>> START
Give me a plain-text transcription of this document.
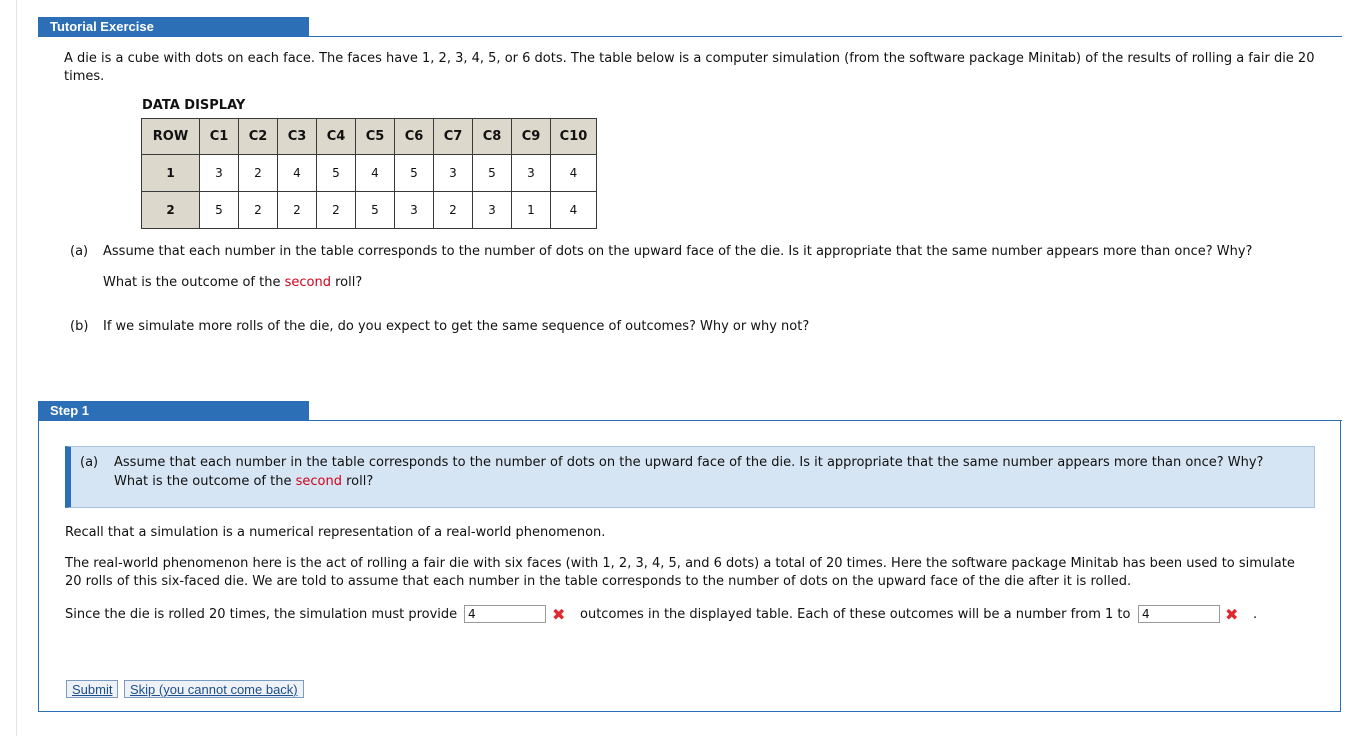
Tutorial Exercise

A die is a cube with dots on each face. The faces have 1, 2, 3, 4, 5, or 6 dots. The table below is a computer simulation (from the software package Minitab) of the results of rolling a fair die 20 times.

DATA DISPLAY
ROW	C1	C2	C3	C4	C5	C6	C7	C8	C9	C10
1	3	2	4	5	4	5	3	5	3	4
2	5	2	2	2	5	3	2	3	1	4
(a) Assume that each number in the table corresponds to the number of dots on the upward face of the die. Is it appropriate that the same number appears more than once? Why?
What is the outcome of the second roll?
(b) If we simulate more rolls of the die, do you expect to get the same sequence of outcomes? Why or why not?
Step 1
(a) Assume that each number in the table corresponds to the number of dots on the upward face of the die. Is it appropriate that the same number appears more than once? Why?
What is the outcome of the second roll?

Recall that a simulation is a numerical representation of a real-world phenomenon.

The real-world phenomenon here is the act of rolling a fair die with six faces (with 1, 2, 3, 4, 5, and 6 dots) a total of 20 times. Here the software package Minitab has been used to simulate 20 rolls of this six-faced die. We are told to assume that each number in the table corresponds to the number of dots on the upward face of the die after it is rolled.

Since the die is rolled 20 times, the simulation must provide
4	✖ outcomes in the displayed table. Each of these outcomes will be a number from 1 to
4	✖ .
Submit	Skip (you cannot come back)
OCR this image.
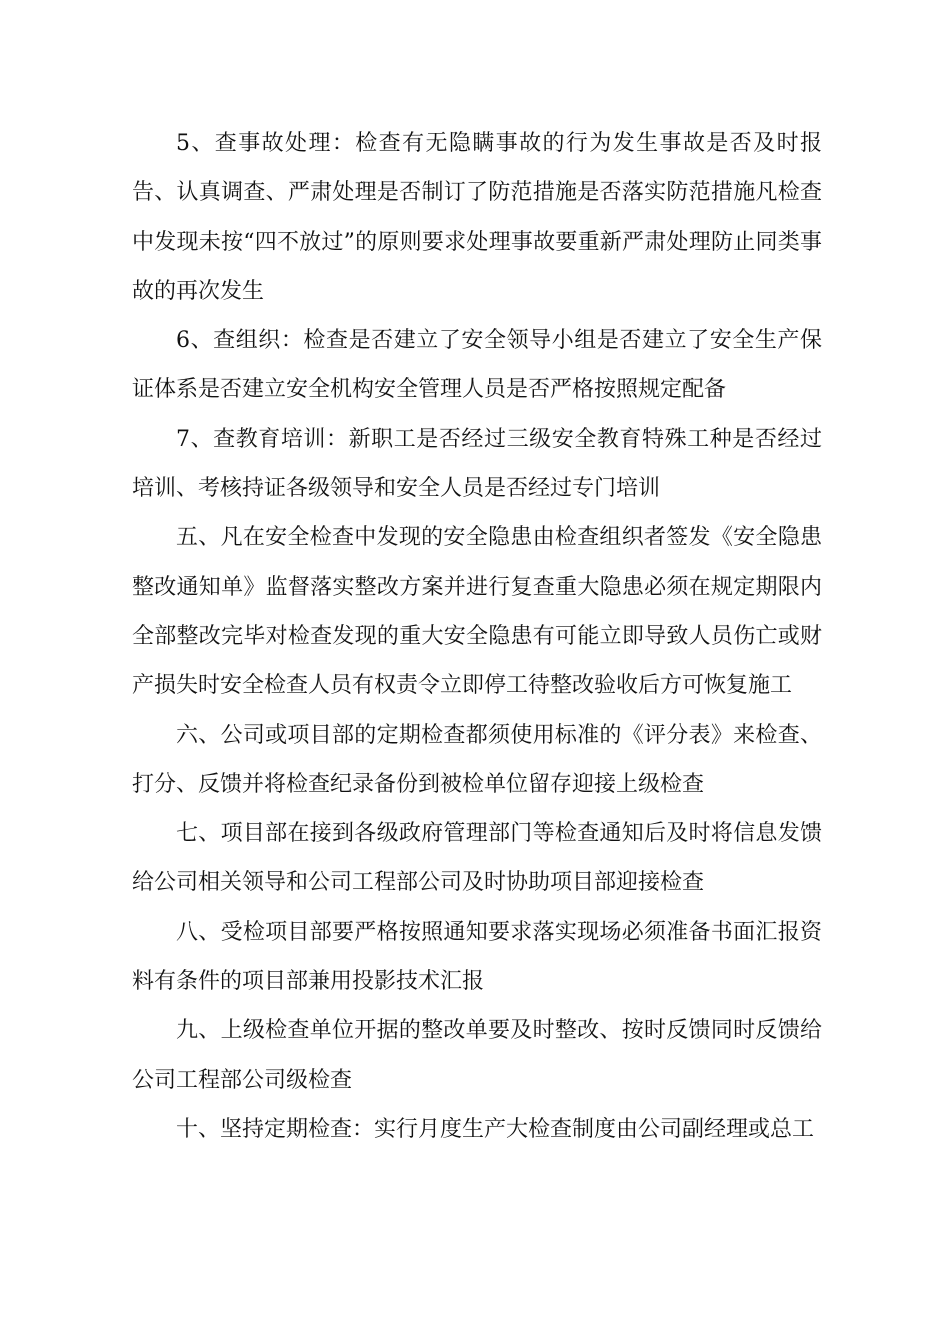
5、查事故处理：检查有无隐瞒事故的行为发生事故是否及时报告、认真调查、严肃处理是否制订了防范措施是否落实防范措施凡检查中发现未按“四不放过”的原则要求处理事故要重新严肃处理防止同类事故的再次发生

6、查组织：检查是否建立了安全领导小组是否建立了安全生产保证体系是否建立安全机构安全管理人员是否严格按照规定配备

7、查教育培训：新职工是否经过三级安全教育特殊工种是否经过培训、考核持证各级领导和安全人员是否经过专门培训

五、凡在安全检查中发现的安全隐患由检查组织者签发《安全隐患整改通知单》监督落实整改方案并进行复查重大隐患必须在规定期限内全部整改完毕对检查发现的重大安全隐患有可能立即导致人员伤亡或财产损失时安全检查人员有权责令立即停工待整改验收后方可恢复施工

六、公司或项目部的定期检查都须使用标准的《评分表》来检查、打分、反馈并将检查纪录备份到被检单位留存迎接上级检查

七、项目部在接到各级政府管理部门等检查通知后及时将信息发馈给公司相关领导和公司工程部公司及时协助项目部迎接检查

八、受检项目部要严格按照通知要求落实现场必须准备书面汇报资料有条件的项目部兼用投影技术汇报

九、上级检查单位开据的整改单要及时整改、按时反馈同时反馈给公司工程部公司级检查

十、坚持定期检查：实行月度生产大检查制度由公司副经理或总工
>> END
■ **TASK REQUIREMENTS**
Copy out every line in the entries above that holds "from".

■ **SOLUTION**
A die is a cube with dots on each face. The faces have 1, 2, 3, 4, 5, or 6 dots. The table below is a computer simulation (from the software package Minitab) of the results of rolling a fair die 20 times.
4	✖ outcomes in the displayed table. Each of these outcomes will be a number from 1 to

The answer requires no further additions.